▶ **DATA FOR THIS EXERCISE**
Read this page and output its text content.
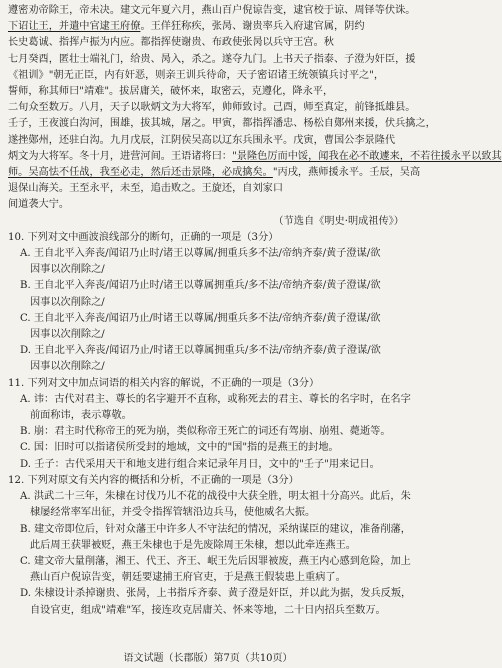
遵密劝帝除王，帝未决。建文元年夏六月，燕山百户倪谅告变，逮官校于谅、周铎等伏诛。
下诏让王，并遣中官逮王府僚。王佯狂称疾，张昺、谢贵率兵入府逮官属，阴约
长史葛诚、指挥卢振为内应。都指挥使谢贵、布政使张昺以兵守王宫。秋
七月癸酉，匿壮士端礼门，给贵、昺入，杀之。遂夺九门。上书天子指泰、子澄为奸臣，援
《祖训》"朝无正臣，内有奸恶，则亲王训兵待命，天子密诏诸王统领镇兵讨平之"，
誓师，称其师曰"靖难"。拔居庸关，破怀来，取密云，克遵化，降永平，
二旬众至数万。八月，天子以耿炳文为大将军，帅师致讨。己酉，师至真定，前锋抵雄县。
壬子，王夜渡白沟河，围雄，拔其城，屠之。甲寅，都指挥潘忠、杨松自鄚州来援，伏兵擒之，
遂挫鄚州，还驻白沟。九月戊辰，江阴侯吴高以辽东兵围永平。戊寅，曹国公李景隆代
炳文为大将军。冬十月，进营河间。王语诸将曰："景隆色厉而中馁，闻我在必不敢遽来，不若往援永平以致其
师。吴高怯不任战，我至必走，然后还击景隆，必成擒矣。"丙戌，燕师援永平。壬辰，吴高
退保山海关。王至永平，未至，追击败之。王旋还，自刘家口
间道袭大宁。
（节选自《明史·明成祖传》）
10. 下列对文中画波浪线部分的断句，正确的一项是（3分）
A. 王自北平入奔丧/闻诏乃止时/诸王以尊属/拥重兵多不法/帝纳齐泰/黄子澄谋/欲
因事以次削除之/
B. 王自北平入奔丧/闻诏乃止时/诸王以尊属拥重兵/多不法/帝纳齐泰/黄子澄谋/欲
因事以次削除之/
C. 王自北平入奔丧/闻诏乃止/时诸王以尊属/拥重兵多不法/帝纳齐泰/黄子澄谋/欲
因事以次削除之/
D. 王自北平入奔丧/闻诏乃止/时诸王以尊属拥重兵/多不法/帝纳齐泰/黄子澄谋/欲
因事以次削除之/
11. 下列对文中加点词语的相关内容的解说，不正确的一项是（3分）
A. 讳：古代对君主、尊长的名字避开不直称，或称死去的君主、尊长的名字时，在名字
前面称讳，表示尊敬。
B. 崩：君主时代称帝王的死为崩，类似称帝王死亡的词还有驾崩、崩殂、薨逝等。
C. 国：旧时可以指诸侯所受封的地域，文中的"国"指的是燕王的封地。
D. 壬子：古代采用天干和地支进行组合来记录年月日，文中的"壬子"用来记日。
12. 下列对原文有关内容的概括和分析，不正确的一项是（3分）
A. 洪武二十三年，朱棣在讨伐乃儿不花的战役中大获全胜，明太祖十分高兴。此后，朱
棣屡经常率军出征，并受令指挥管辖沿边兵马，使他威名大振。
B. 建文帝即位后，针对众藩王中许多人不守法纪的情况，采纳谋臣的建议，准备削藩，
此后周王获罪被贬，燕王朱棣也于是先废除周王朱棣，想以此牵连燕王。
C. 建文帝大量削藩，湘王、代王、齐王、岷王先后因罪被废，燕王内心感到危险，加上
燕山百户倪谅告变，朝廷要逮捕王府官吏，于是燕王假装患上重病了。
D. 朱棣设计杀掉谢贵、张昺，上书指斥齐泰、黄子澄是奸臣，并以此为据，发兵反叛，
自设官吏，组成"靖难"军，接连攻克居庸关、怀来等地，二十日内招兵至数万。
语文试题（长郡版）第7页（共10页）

▶ **WHAT IS ASKED**
Reproduce every entry exactly, but omit each picture.

▶ **SOLUTION**
Read this page and output its text content.
遵密劝帝除王，帝未决。建文元年夏六月，燕山百户倪谅告变，逮官校于谅、周铎等伏诛。
下诏让王，并遣中官逮王府僚。王佯狂称疾，张昺、谢贵率兵入府逮官属，阴约
长史葛诚、指挥卢振为内应。都指挥使谢贵、布政使张昺以兵守王宫。秋
七月癸酉，匿壮士端礼门，给贵、昺入，杀之。遂夺九门。上书天子指泰、子澄为奸臣，援
《祖训》"朝无正臣，内有奸恶，则亲王训兵待命，天子密诏诸王统领镇兵讨平之"，
誓师，称其师曰"靖难"。拔居庸关，破怀来，取密云，克遵化，降永平，
二旬众至数万。八月，天子以耿炳文为大将军，帅师致讨。己酉，师至真定，前锋抵雄县。
壬子，王夜渡白沟河，围雄，拔其城，屠之。甲寅，都指挥潘忠、杨松自鄚州来援，伏兵擒之，
遂挫鄚州，还驻白沟。九月戊辰，江阴侯吴高以辽东兵围永平。戊寅，曹国公李景隆代
炳文为大将军。冬十月，进营河间。王语诸将曰："景隆色厉而中馁，闻我在必不敢遽来，不若往援永平以致其
师。吴高怯不任战，我至必走，然后还击景隆，必成擒矣。"丙戌，燕师援永平。壬辰，吴高
退保山海关。王至永平，未至，追击败之。王旋还，自刘家口
间道袭大宁。
（节选自《明史·明成祖传》）
10. 下列对文中画波浪线部分的断句，正确的一项是（3分）
A. 王自北平入奔丧/闻诏乃止时/诸王以尊属/拥重兵多不法/帝纳齐泰/黄子澄谋/欲
因事以次削除之/
B. 王自北平入奔丧/闻诏乃止时/诸王以尊属拥重兵/多不法/帝纳齐泰/黄子澄谋/欲
因事以次削除之/
C. 王自北平入奔丧/闻诏乃止/时诸王以尊属/拥重兵多不法/帝纳齐泰/黄子澄谋/欲
因事以次削除之/
D. 王自北平入奔丧/闻诏乃止/时诸王以尊属拥重兵/多不法/帝纳齐泰/黄子澄谋/欲
因事以次削除之/
11. 下列对文中加点词语的相关内容的解说，不正确的一项是（3分）
A. 讳：古代对君主、尊长的名字避开不直称，或称死去的君主、尊长的名字时，在名字
前面称讳，表示尊敬。
B. 崩：君主时代称帝王的死为崩，类似称帝王死亡的词还有驾崩、崩殂、薨逝等。
C. 国：旧时可以指诸侯所受封的地域，文中的"国"指的是燕王的封地。
D. 壬子：古代采用天干和地支进行组合来记录年月日，文中的"壬子"用来记日。
12. 下列对原文有关内容的概括和分析，不正确的一项是（3分）
A. 洪武二十三年，朱棣在讨伐乃儿不花的战役中大获全胜，明太祖十分高兴。此后，朱
棣屡经常率军出征，并受令指挥管辖沿边兵马，使他威名大振。
B. 建文帝即位后，针对众藩王中许多人不守法纪的情况，采纳谋臣的建议，准备削藩，
此后周王获罪被贬，燕王朱棣也于是先废除周王朱棣，想以此牵连燕王。
C. 建文帝大量削藩，湘王、代王、齐王、岷王先后因罪被废，燕王内心感到危险，加上
燕山百户倪谅告变，朝廷要逮捕王府官吏，于是燕王假装患上重病了。
D. 朱棣设计杀掉谢贵、张昺，上书指斥齐泰、黄子澄是奸臣，并以此为据，发兵反叛，
自设官吏，组成"靖难"军，接连攻克居庸关、怀来等地，二十日内招兵至数万。
语文试题（长郡版）第7页（共10页）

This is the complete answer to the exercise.